──────── Records for processing

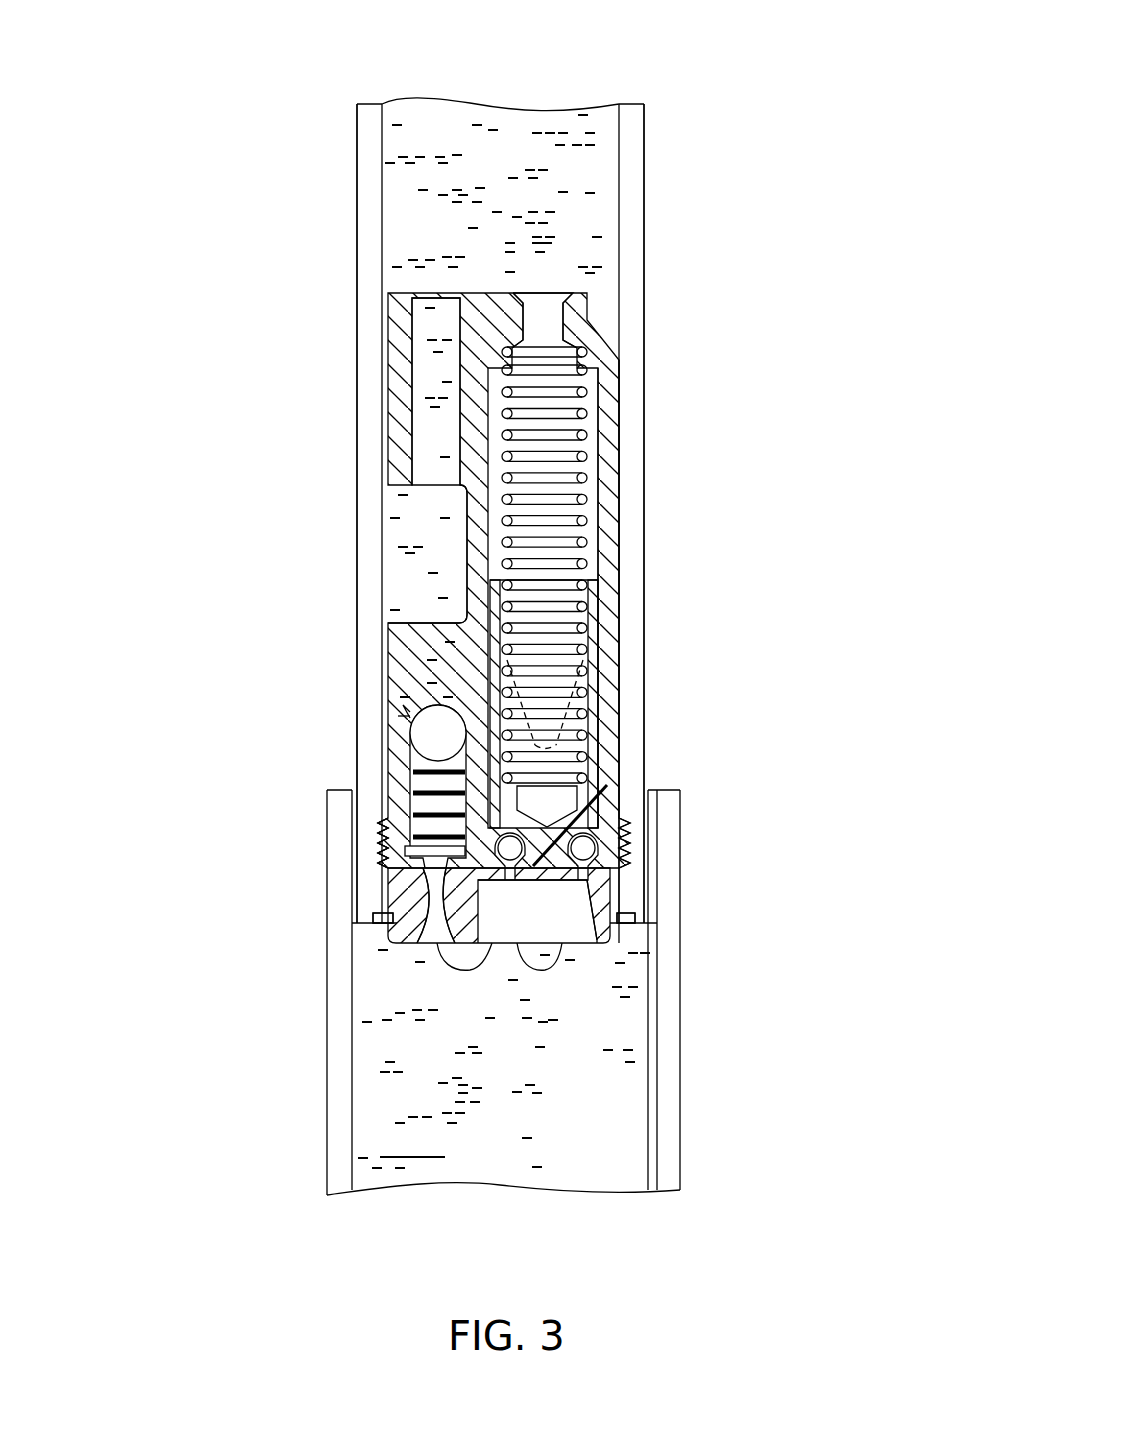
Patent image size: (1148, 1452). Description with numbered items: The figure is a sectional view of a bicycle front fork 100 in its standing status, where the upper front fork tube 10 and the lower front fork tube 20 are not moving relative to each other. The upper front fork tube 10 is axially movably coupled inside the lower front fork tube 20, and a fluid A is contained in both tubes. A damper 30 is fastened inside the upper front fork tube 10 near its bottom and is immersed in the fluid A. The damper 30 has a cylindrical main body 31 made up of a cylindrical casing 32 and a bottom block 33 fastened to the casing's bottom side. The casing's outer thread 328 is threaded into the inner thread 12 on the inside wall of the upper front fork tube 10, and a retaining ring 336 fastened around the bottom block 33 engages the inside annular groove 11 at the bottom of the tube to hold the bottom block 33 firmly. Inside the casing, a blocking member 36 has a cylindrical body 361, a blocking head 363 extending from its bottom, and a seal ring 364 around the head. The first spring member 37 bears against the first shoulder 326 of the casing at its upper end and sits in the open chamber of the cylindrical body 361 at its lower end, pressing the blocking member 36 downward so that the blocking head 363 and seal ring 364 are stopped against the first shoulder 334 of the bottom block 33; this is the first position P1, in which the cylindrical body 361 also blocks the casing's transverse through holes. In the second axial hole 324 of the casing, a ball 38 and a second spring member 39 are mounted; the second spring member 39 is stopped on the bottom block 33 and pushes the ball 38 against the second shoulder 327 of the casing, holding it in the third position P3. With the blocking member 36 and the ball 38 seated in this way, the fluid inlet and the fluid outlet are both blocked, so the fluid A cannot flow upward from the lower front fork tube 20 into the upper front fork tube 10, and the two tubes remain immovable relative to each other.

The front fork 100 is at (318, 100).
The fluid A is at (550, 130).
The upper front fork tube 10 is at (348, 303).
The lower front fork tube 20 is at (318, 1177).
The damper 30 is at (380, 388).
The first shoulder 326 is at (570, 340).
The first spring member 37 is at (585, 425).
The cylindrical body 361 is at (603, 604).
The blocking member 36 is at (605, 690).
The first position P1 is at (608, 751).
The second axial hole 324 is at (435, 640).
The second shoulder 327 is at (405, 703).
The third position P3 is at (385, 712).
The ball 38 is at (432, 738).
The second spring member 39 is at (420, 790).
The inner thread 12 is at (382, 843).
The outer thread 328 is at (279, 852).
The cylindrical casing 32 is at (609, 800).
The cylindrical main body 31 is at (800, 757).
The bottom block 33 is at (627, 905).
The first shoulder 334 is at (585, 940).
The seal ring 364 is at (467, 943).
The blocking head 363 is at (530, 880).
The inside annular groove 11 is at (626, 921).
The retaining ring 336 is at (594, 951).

────────────────

▶ _Goal_: Which lines in the rows above contain the string "inner", counting only matches with the same capitalization? Return each of those lines in full.

▶ _Correct output_:
Patent image size: (1148, 1452). Description with numbered items: The figure is a sectional view of a bicycle front fork 100 in its standing status, where the upper front fork tube 10 and the lower front fork tube 20 are not moving relative to each other. The upper front fork tube 10 is axially movably coupled inside the lower front fork tube 20, and a fluid A is contained in both tubes. A damper 30 is fastened inside the upper front fork tube 10 near its bottom and is immersed in the fluid A. The damper 30 has a cylindrical main body 31 made up of a cylindrical casing 32 and a bottom block 33 fastened to the casing's bottom side. The casing's outer thread 328 is threaded into the inner thread 12 on the inside wall of the upper front fork tube 10, and a retaining ring 336 fastened around the bottom block 33 engages the inside annular groove 11 at the bottom of the tube to hold the bottom block 33 firmly. Inside the casing, a blocking member 36 has a cylindrical body 361, a blocking head 363 extending from its bottom, and a seal ring 364 around the head. The first spring member 37 bears against the first shoulder 326 of the casing at its upper end and sits in the open chamber of the cylindrical body 361 at its lower end, pressing the blocking member 36 downward so that the blocking head 363 and seal ring 364 are stopped against the first shoulder 334 of the bottom block 33; this is the first position P1, in which the cylindrical body 361 also blocks the casing's transverse through holes. In the second axial hole 324 of the casing, a ball 38 and a second spring member 39 are mounted; the second spring member 39 is stopped on the bottom block 33 and pushes the ball 38 against the second shoulder 327 of the casing, holding it in the third position P3. With the blocking member 36 and the ball 38 seated in this way, the fluid inlet and the fluid outlet are both blocked, so the fluid A cannot flow upward from the lower front fork tube 20 into the upper front fork tube 10, and the two tubes remain immovable relative to each other.
The inner thread 12 is at (382, 843).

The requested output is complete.